STATED PROBLEM> State only the number of lines that contain the string "TRIGGER".

━━━ DATA FOR THIS EXERCISE ━━━

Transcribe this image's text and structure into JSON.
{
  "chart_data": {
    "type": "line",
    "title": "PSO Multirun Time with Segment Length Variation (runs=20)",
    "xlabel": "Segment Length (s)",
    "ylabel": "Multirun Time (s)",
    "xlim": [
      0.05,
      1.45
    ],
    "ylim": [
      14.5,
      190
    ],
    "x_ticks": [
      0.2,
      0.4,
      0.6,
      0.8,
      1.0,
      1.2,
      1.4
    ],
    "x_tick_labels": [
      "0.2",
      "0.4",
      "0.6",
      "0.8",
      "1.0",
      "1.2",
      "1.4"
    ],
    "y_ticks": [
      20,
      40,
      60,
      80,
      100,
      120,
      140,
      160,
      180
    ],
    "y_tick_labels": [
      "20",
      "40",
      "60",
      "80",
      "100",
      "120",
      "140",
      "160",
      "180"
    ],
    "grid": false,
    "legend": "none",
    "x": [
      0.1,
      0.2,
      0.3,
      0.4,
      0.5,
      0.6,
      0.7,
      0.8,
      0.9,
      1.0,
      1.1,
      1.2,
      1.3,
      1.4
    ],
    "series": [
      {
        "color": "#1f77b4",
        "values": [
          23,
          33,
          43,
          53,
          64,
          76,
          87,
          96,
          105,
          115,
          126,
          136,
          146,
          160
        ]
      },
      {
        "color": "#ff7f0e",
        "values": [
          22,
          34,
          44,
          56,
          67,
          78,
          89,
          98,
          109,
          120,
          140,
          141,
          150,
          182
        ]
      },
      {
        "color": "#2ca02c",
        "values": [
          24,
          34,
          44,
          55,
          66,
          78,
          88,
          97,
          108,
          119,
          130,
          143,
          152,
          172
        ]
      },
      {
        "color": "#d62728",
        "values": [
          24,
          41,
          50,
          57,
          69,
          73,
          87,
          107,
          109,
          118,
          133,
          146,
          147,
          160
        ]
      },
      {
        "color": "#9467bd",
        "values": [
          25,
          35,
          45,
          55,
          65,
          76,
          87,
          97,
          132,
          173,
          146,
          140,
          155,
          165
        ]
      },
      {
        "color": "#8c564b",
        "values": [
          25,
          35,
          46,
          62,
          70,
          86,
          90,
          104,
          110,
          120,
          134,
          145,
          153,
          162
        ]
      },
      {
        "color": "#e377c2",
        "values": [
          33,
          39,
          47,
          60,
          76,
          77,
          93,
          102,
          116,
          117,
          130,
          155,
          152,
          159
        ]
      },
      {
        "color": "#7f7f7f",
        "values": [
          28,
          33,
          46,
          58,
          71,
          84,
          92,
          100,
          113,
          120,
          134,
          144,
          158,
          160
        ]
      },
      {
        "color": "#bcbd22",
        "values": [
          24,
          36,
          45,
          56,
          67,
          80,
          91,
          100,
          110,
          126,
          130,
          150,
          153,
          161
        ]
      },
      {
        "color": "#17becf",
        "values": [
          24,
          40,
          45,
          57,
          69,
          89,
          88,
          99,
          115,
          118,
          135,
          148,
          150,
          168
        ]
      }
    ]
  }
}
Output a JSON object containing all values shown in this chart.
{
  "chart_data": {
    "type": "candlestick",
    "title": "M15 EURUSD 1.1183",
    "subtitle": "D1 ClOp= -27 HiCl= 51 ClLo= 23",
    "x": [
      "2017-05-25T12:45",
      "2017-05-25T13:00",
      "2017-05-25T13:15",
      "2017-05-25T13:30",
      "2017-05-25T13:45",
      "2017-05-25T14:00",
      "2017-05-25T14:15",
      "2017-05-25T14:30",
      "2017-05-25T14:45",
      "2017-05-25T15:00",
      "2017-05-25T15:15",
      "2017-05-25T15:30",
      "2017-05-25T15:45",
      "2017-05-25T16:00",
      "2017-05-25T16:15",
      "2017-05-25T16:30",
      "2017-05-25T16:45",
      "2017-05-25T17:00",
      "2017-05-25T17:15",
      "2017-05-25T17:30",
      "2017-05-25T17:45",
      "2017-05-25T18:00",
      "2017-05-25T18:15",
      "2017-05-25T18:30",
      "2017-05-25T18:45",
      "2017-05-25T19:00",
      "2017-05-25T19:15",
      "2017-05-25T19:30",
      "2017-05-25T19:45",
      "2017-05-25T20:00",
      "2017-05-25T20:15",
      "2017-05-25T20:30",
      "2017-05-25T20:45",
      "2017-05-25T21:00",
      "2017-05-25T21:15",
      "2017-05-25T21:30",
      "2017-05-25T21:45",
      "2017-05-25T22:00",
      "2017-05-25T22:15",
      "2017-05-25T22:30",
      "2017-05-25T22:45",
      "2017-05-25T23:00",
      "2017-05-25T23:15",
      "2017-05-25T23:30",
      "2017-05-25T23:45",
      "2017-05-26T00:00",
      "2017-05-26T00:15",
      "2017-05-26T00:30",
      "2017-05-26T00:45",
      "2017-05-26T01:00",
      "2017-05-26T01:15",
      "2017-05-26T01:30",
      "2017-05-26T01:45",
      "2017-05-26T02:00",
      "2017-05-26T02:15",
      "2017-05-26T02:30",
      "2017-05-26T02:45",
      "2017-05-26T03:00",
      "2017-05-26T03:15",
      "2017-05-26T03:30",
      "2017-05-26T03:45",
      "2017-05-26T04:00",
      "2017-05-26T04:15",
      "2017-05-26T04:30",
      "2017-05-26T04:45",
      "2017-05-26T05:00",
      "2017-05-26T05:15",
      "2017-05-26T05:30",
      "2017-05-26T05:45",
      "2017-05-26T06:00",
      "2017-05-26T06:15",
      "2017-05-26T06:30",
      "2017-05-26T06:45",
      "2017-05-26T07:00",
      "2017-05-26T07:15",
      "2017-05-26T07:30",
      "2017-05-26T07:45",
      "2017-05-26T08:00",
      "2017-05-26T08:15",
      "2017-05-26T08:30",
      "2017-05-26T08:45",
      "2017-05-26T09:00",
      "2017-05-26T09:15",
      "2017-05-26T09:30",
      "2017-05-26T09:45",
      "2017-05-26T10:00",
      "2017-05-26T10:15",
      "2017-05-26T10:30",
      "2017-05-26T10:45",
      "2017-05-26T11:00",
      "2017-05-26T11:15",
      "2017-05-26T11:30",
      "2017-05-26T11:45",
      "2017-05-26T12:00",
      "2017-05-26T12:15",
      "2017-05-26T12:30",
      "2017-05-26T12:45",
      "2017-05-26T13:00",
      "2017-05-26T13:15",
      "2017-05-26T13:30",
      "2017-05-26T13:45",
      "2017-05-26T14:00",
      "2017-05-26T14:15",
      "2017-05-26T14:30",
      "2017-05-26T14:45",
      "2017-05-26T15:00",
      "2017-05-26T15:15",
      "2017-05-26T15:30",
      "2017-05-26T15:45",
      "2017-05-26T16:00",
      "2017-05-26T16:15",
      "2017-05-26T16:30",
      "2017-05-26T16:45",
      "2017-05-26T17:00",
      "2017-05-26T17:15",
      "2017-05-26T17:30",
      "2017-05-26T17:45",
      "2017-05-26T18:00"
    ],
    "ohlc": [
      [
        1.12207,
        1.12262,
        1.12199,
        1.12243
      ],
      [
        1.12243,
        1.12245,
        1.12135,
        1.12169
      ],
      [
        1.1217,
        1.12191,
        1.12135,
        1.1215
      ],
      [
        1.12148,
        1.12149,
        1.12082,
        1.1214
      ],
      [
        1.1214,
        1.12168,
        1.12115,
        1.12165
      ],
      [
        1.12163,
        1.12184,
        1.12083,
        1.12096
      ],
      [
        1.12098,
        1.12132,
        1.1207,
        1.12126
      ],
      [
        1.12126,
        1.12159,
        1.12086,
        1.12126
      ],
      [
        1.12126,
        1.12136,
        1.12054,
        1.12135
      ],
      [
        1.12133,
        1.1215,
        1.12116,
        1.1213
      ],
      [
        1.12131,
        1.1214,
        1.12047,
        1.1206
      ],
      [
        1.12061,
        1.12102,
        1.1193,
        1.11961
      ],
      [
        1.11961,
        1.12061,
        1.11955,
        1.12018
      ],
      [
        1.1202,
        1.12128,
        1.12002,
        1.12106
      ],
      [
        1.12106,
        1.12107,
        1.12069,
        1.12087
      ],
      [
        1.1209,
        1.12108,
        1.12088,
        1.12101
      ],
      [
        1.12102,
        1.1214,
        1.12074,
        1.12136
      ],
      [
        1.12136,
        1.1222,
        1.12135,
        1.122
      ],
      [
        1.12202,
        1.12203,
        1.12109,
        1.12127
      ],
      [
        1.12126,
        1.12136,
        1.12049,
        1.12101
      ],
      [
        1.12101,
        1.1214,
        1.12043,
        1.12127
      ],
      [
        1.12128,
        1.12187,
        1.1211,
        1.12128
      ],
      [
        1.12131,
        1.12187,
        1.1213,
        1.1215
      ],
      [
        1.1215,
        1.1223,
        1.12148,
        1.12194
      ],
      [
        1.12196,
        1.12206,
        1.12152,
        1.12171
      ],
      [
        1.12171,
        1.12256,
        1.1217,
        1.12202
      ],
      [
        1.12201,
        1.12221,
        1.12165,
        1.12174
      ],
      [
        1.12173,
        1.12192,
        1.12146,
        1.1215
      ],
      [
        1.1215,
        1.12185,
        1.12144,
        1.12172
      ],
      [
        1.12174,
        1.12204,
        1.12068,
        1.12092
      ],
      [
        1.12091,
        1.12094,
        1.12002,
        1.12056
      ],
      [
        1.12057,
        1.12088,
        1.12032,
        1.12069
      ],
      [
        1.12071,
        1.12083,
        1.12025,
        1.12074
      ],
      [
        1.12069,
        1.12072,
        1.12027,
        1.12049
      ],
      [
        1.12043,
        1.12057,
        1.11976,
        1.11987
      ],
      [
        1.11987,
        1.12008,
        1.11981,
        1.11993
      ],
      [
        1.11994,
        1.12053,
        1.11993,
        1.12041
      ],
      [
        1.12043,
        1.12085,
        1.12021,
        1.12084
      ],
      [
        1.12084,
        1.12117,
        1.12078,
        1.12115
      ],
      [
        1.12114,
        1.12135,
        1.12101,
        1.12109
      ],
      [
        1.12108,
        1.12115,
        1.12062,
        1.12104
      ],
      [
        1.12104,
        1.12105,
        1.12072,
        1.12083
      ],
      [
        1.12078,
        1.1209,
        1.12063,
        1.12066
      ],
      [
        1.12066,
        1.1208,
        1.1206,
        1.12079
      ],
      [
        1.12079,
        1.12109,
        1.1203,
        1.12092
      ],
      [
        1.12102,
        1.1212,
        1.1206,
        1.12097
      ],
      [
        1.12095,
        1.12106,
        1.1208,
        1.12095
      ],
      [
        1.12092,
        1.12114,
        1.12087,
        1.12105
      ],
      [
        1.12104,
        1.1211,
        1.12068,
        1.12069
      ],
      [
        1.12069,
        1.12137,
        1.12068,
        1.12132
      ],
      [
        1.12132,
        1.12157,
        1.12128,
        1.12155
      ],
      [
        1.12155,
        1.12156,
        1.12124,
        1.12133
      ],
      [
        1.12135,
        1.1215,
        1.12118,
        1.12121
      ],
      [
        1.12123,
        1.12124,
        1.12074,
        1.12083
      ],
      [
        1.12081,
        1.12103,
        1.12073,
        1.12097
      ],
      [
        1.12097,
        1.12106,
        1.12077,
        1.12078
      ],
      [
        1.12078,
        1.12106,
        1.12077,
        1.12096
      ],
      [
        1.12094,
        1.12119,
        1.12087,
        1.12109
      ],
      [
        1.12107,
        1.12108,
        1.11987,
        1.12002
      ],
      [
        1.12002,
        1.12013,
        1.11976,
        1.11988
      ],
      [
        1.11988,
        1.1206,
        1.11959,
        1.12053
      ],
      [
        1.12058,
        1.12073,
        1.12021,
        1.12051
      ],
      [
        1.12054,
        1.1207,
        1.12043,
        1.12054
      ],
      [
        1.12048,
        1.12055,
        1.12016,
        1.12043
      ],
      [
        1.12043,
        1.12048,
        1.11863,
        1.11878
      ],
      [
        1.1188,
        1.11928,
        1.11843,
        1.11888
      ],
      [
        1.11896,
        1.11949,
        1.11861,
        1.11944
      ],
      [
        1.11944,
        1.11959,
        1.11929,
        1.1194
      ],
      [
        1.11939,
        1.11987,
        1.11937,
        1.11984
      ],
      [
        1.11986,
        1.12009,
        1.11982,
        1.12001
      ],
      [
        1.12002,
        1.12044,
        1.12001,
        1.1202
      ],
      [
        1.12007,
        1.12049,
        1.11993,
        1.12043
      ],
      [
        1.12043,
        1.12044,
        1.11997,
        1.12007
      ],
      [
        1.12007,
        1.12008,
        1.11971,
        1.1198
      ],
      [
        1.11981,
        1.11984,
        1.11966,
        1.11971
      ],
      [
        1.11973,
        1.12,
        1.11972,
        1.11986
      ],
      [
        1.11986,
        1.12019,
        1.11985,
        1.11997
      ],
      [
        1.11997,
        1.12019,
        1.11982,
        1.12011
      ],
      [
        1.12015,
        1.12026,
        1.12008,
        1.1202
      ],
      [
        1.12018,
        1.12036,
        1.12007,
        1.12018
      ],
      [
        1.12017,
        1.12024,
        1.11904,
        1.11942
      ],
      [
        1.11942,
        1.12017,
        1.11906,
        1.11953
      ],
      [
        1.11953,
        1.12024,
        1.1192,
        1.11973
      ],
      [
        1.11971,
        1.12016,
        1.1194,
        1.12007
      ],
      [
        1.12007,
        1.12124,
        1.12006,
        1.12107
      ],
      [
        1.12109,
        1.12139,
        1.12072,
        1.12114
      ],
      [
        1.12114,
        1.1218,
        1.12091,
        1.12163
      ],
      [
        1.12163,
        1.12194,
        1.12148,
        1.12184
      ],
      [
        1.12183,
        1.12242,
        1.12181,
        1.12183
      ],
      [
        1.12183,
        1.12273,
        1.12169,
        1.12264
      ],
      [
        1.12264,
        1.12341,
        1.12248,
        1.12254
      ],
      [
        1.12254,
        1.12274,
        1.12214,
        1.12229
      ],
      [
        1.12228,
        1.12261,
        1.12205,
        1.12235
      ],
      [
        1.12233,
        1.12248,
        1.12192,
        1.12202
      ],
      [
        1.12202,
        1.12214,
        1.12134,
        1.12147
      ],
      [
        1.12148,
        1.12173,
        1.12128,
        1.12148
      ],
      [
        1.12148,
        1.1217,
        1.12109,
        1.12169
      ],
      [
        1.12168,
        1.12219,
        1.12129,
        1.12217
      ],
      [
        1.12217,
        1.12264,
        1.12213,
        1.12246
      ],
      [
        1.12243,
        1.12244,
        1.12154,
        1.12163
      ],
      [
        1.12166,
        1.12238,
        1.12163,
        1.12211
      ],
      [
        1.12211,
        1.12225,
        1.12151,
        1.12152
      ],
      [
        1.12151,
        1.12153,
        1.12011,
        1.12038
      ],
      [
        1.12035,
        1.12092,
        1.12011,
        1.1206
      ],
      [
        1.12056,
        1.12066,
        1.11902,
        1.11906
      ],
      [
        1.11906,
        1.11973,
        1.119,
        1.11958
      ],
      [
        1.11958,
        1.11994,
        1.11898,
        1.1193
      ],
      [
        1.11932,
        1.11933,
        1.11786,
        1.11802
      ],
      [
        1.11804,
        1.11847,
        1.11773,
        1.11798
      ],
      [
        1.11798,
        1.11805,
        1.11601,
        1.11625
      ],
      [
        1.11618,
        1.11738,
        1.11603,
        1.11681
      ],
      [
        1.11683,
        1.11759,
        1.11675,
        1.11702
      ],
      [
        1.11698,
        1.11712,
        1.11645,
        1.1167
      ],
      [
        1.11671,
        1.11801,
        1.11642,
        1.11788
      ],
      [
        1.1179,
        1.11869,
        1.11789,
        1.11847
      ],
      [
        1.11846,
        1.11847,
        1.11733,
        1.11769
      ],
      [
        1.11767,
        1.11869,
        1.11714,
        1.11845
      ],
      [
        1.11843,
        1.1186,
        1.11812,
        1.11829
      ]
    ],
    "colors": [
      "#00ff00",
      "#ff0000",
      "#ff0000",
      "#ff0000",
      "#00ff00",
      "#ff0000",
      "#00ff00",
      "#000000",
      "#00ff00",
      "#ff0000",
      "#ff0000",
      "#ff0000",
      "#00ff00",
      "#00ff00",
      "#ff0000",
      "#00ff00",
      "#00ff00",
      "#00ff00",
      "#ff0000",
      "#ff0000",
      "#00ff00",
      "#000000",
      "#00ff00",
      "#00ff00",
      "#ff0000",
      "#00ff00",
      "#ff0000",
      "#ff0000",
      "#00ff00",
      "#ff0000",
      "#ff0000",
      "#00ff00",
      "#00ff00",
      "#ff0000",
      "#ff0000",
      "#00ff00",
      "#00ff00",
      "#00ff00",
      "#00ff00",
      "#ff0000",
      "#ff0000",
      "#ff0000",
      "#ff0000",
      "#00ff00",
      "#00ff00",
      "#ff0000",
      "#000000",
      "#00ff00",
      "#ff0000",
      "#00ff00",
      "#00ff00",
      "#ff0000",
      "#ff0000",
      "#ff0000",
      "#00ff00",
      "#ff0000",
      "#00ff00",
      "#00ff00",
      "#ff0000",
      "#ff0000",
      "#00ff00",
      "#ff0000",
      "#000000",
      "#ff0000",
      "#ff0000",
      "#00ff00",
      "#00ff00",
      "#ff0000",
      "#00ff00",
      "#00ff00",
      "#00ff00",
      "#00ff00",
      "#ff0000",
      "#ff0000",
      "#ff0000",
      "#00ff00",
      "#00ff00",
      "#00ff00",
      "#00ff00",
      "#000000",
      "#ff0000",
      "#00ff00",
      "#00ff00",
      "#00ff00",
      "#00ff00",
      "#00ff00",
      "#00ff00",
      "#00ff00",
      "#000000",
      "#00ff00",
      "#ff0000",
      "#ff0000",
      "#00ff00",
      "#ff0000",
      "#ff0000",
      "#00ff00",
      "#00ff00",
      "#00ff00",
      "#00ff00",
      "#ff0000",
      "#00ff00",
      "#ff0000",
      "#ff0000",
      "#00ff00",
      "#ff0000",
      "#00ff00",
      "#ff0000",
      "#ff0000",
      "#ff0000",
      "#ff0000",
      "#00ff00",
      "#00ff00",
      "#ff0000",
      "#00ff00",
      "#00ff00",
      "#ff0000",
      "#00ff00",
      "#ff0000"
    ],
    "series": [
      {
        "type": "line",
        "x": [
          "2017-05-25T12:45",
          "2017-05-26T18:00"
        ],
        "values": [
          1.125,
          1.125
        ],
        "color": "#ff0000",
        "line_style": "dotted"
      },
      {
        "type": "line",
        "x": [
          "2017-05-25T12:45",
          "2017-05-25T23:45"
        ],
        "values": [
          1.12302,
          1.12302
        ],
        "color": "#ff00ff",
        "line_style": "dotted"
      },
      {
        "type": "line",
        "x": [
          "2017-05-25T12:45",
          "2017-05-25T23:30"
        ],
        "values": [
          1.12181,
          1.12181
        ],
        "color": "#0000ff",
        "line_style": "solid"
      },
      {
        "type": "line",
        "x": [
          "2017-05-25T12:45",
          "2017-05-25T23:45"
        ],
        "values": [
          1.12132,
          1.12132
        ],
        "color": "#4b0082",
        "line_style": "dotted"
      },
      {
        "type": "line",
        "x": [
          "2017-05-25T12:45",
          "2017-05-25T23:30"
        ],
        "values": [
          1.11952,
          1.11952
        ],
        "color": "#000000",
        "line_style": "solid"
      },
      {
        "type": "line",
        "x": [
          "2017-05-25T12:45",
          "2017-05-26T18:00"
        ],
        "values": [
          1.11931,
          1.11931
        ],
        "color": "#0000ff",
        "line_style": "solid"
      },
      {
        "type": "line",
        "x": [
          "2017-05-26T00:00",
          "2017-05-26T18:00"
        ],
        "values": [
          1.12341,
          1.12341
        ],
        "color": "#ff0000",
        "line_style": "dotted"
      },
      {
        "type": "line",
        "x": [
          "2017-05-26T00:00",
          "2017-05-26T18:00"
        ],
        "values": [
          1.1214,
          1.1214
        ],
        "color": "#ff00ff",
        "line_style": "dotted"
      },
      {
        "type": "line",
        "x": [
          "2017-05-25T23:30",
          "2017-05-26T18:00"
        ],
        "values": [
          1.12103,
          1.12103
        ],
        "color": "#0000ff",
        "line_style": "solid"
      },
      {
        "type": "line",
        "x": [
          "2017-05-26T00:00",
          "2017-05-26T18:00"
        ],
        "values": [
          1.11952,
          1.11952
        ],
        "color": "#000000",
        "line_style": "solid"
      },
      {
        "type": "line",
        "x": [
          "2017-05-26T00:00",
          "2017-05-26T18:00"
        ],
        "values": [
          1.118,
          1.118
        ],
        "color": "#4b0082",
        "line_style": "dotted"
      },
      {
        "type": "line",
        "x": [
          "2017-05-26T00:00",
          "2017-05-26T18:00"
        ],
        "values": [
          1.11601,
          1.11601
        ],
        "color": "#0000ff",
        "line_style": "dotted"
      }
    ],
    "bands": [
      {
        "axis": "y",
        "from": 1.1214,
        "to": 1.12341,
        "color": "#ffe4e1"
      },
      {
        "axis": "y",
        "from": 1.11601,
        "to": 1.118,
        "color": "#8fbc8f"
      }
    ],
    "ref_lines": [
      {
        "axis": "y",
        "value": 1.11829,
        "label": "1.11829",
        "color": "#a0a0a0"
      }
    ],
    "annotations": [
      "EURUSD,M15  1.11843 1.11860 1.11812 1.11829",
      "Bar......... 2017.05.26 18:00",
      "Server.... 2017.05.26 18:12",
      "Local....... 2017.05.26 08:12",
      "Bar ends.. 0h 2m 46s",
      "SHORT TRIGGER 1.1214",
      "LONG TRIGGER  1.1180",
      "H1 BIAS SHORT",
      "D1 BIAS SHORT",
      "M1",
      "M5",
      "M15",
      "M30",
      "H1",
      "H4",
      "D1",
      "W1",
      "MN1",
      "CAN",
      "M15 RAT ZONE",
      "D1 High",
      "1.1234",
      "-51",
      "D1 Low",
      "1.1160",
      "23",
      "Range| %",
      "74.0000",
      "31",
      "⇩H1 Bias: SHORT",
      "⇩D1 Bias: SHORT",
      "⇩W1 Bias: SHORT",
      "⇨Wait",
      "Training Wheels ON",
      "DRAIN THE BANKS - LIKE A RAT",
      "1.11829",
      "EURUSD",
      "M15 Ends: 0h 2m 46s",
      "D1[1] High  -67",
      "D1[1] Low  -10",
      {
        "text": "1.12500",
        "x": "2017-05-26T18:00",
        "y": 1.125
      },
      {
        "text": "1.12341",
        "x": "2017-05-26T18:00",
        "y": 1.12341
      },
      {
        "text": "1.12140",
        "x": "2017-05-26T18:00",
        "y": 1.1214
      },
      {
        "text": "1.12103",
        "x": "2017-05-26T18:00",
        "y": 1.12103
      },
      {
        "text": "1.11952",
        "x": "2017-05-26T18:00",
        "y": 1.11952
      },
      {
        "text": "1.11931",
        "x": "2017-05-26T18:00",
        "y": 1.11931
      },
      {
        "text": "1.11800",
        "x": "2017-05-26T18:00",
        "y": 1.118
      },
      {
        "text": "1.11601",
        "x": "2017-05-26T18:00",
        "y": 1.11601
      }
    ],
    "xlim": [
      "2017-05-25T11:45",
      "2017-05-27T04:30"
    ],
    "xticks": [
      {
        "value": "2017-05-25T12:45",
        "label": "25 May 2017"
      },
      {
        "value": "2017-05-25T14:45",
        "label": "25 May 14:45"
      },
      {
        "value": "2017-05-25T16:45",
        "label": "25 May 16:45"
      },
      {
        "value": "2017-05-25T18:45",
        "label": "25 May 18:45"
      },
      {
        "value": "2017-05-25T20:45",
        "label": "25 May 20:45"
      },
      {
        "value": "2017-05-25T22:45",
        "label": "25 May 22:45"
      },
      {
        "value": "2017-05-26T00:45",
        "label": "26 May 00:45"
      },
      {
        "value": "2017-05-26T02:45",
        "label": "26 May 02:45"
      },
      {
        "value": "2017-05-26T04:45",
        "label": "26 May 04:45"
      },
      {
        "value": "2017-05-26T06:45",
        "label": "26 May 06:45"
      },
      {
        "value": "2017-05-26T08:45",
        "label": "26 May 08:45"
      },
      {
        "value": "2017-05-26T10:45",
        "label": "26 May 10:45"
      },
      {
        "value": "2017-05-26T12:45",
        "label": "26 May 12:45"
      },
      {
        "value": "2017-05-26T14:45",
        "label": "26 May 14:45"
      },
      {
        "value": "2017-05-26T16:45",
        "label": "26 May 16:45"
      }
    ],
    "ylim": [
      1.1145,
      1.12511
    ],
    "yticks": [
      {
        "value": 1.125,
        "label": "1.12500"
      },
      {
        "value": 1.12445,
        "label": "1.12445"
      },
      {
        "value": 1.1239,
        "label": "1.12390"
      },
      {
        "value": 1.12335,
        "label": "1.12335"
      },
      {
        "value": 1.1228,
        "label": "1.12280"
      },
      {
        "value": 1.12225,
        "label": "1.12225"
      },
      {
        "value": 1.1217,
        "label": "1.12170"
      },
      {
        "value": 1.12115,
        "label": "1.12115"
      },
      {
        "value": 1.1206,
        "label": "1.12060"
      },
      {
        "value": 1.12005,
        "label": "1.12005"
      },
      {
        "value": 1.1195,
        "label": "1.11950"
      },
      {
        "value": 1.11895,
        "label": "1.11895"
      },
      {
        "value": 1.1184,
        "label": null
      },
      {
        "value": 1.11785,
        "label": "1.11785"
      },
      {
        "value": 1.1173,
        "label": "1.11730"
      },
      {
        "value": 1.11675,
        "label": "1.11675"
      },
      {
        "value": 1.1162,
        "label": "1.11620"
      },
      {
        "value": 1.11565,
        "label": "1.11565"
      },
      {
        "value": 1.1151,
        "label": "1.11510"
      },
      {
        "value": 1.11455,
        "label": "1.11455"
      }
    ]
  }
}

━━━

EXERCISE OUTPUT> 2